*Stated task A:*
Answer these from the forum thread on titles and rep levels, one line each:
(i) How long must a member be registered, and how many posts must they make, before their title becomes Forum Contributor?
(ii) What is the maximum number of scales Fotis1991 gives?
(iii) Where does arlu1201 say the rep information is kept?
*Stated task B:*
For each statement, say yes or no according to the forum thread on titles and rep levels, and quote the words that decide it:
(i) A member with the title Valued Forum Contributor can upload an animated avatar.
(ii) The forum rules state how many posts are needed to reach Forum Guru.
(iii) arlu1201 offers to ask the tech team for the rep information.
*Stated task C:*
List every user title named in the forum thread on titles and rep levels.

Begin Text passage

# Off Topic > Suggestions for Improvement >  >  Info on titles and rep levels

## jake.masters

Hi everyone,

I was wondering if there is information anywhere on the website that showed all of the rep levels and titles...

eg.

At y posts - forum contributor
At x posts - valued forum contributor

And the same sort of thing with rep points?

I figured there was somewhere, but I can't seem to find it?  

Just curious.  

Thanks for the help, as always.

----------


## Fotis1991

From the forum rules..





> ..Once you have been registered for 60 days and posted 100 posts your user title will change from Registered User to Forum Contributor, you will be able to upload a non-animated avatar. When you get to 120 days registered and 200 posts, your title will change to Valued Forum Contributor and you will be able to upload an animated avatar. When your title reaches Forum Guru you can upload a profile picture, we will leave you to wonder how long you have to be registered and how many posts for that!.



About reb scale.

When you register, you have 1 dark green scale. Your first 100 reb points, gives you a dark scale. The next 100 gives you another one, until to complete 5 dark green scales.

Then you must heve 200 reb points for eatch light green scale. Maximum 11 scales. This means 1500 reb points.

----------


## arlu1201

Regarding Titles -  the forum rules state this - 



> Once you have been registered for 60 days and posted 100 posts your user title will change from Registered User to Forum Contributor, you will be able to upload a non-animated avatar. When you get to 120 days registered and 200 posts, your title will change to Valued Forum Contributor and you will be able to upload an animated avatar. When your title reaches Forum Guru you can upload a profile picture, we will leave you to wonder how long you have to be registered and how many posts for that!.



The rep information is not available openly but in the backend of the system.  I can ask the tech team to provide that info to us.

----------


## jake.masters

That was pretty embarrassing...I never read the blue text in the rules.  Thanks for the update.

----------

End Text passage
Begin Material shown

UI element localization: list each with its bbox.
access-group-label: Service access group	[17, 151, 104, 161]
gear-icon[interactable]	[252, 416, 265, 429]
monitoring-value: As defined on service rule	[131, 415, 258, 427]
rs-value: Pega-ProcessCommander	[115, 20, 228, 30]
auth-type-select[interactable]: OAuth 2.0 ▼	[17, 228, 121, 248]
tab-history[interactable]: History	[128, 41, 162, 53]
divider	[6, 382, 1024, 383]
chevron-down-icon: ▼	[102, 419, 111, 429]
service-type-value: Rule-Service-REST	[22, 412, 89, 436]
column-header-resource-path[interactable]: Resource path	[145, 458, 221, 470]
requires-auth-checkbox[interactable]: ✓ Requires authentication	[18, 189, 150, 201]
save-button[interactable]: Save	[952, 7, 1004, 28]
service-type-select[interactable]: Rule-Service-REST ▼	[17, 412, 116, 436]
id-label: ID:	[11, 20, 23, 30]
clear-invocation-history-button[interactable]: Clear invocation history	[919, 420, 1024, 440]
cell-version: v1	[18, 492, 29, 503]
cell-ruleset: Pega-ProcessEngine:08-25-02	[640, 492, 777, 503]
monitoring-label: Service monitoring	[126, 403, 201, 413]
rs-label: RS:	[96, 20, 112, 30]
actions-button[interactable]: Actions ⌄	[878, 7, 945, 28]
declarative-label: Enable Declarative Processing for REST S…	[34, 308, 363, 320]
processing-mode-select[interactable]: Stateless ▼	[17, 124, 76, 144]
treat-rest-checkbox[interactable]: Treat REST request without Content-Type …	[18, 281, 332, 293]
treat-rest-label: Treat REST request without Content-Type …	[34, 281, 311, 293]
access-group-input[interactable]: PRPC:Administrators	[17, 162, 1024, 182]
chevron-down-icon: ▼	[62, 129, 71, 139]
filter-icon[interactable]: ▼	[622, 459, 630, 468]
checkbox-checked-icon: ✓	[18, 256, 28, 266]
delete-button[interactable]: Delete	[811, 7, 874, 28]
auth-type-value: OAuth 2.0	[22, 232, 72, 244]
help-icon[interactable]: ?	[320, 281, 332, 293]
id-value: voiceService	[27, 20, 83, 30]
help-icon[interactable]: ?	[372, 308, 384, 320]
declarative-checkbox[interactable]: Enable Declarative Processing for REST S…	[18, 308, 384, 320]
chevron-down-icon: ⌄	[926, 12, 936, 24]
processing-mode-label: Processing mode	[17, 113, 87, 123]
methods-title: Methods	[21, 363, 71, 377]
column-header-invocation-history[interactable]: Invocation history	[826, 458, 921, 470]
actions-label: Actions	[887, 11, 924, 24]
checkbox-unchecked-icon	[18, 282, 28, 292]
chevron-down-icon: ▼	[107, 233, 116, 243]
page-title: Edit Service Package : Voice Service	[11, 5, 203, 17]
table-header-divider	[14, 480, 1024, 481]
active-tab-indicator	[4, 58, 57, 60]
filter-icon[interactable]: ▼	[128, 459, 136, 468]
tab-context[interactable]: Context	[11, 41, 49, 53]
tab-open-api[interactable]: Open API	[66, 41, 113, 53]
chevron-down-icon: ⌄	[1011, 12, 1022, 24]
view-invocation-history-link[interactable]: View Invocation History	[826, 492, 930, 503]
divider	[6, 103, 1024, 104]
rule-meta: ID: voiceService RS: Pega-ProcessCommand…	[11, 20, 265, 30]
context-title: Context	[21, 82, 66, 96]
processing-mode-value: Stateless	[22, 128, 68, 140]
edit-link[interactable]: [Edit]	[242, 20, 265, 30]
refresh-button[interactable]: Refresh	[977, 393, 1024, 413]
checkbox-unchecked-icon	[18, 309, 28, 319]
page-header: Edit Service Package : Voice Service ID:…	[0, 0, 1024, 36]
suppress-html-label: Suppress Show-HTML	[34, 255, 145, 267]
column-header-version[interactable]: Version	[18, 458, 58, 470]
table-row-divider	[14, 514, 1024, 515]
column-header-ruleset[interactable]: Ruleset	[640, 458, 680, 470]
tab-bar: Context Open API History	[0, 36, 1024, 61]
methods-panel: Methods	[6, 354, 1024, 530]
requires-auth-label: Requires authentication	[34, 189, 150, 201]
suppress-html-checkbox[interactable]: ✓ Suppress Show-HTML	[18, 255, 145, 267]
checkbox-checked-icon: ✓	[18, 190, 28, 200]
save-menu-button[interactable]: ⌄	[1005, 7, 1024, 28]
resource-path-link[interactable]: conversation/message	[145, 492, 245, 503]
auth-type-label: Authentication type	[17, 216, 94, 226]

End Material shown

*Final answer A:*
(i) 60 days registered and 100 posts.
(ii) 11 scales.
(iii) In the backend of the system.

*Final answer B:*
(i) Yes: "When you get to 120 days registered and 200 posts, your title will change to Valued Forum Contributor and you will be able to upload an animated avatar."
(ii) No: "we will leave you to wonder how long you have to be registered and how many posts for that!"
(iii) Yes: "I can ask the tech team to provide that info to us."

*Final answer C:*
Registered User
Forum Contributor
Valued Forum Contributor
Forum Guru